§ Your goal
Make an exact copy of all the material below, apart from the pictures.

++++ Given entries ++++

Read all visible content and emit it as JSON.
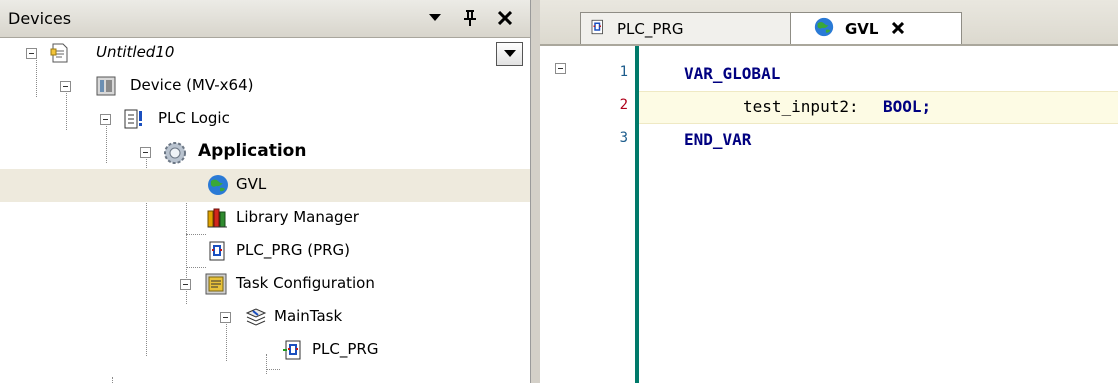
{
  "devices_pane": {
    "title": "Devices",
    "pin_glyph": "❡",
    "close_glyph": "✖",
    "dropdown_glyph": "▼"
  },
  "tree": {
    "project": "Untitled10",
    "device": "Device (MV-x64)",
    "plc_logic": "PLC Logic",
    "application": "Application",
    "gvl": "GVL",
    "library_manager": "Library Manager",
    "plc_prg": "PLC_PRG (PRG)",
    "task_configuration": "Task Configuration",
    "main_task": "MainTask",
    "main_task_prg": "PLC_PRG"
  },
  "editor": {
    "tabs": [
      {
        "label": "PLC_PRG",
        "active": false
      },
      {
        "label": "GVL",
        "active": true,
        "close": "✖"
      }
    ],
    "lines": [
      {
        "num": "1",
        "kw": "VAR_GLOBAL",
        "text": ""
      },
      {
        "num": "2",
        "ident": "test_input2:",
        "kw": "BOOL;"
      },
      {
        "num": "3",
        "kw": "END_VAR",
        "text": ""
      }
    ]
  },
  "colors": {
    "keyword": "#000080",
    "gutter_bar": "#007a6a",
    "selection": "#eeeadd",
    "current_line": "#fdfbe4"
  }
}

++++

§ Reply to the exercise
Read all visible content and emit it as JSON.
{
  "devices_pane": {
    "title": "Devices",
    "pin_glyph": "❡",
    "close_glyph": "✖",
    "dropdown_glyph": "▼"
  },
  "tree": {
    "project": "Untitled10",
    "device": "Device (MV-x64)",
    "plc_logic": "PLC Logic",
    "application": "Application",
    "gvl": "GVL",
    "library_manager": "Library Manager",
    "plc_prg": "PLC_PRG (PRG)",
    "task_configuration": "Task Configuration",
    "main_task": "MainTask",
    "main_task_prg": "PLC_PRG"
  },
  "editor": {
    "tabs": [
      {
        "label": "PLC_PRG",
        "active": false
      },
      {
        "label": "GVL",
        "active": true,
        "close": "✖"
      }
    ],
    "lines": [
      {
        "num": "1",
        "kw": "VAR_GLOBAL",
        "text": ""
      },
      {
        "num": "2",
        "ident": "test_input2:",
        "kw": "BOOL;"
      },
      {
        "num": "3",
        "kw": "END_VAR",
        "text": ""
      }
    ]
  },
  "colors": {
    "keyword": "#000080",
    "gutter_bar": "#007a6a",
    "selection": "#eeeadd",
    "current_line": "#fdfbe4"
  }
}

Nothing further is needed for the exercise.